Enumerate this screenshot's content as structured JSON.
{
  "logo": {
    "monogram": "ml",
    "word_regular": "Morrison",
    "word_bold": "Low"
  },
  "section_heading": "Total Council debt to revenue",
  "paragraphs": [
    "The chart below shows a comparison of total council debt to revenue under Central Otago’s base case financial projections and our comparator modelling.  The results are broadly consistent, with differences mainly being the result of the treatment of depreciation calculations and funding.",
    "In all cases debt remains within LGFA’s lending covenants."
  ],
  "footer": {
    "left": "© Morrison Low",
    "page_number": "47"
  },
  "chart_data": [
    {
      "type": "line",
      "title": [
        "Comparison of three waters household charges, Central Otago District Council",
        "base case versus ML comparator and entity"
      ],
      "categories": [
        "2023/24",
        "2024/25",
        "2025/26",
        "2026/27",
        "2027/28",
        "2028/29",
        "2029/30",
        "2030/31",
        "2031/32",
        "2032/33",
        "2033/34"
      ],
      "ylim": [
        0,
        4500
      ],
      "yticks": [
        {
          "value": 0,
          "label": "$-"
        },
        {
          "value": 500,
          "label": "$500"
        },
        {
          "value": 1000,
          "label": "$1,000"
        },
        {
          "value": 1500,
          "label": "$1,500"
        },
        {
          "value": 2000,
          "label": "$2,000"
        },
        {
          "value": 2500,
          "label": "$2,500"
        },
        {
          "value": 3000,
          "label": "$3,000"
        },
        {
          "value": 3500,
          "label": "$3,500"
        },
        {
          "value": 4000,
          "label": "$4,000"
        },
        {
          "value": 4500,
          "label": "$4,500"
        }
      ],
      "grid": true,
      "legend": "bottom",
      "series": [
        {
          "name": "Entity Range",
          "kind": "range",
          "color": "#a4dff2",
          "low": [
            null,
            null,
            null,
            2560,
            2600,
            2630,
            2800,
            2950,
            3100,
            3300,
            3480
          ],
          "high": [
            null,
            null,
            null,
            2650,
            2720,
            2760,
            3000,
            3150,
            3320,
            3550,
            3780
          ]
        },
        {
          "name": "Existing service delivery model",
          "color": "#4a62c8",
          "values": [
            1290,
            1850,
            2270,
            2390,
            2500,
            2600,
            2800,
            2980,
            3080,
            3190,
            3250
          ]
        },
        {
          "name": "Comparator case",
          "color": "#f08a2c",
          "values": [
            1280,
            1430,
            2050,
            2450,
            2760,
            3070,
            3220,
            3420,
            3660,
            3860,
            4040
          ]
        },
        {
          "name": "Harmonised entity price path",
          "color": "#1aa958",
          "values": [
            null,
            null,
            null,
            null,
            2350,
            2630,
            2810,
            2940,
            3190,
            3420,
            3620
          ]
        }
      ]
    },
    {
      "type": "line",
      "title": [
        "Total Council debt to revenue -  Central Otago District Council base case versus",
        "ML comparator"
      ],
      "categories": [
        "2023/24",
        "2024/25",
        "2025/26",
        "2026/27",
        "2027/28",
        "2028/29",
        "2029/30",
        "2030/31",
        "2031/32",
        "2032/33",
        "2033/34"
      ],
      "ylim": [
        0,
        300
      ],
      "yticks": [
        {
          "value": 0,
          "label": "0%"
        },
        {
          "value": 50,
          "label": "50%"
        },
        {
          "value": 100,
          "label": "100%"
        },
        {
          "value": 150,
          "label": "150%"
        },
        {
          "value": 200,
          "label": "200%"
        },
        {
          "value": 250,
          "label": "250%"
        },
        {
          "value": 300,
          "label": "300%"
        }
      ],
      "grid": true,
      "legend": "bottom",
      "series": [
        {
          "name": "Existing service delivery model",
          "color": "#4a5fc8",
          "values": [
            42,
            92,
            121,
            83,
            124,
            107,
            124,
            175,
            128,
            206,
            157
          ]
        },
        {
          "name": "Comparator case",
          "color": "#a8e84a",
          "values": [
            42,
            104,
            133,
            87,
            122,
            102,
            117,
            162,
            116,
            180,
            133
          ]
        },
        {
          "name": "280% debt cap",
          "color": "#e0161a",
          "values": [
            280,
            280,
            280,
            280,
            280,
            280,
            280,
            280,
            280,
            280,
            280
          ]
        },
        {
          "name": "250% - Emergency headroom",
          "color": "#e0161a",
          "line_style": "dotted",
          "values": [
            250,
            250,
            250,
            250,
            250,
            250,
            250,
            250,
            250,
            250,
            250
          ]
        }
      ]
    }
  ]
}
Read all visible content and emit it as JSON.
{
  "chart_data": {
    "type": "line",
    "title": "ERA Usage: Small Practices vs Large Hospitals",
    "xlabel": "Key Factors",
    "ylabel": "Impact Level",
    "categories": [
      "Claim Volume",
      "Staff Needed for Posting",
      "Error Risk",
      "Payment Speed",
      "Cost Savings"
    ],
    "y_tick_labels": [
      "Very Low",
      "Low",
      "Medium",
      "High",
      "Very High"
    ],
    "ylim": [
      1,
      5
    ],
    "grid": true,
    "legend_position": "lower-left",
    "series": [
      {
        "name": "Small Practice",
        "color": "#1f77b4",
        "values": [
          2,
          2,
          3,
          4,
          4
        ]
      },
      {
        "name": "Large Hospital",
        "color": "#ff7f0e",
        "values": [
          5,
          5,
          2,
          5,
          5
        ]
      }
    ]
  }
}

→ To be done: Count the lines of the listing above that include the word "revenue" and state the total with nothing else.

→ Reply: 3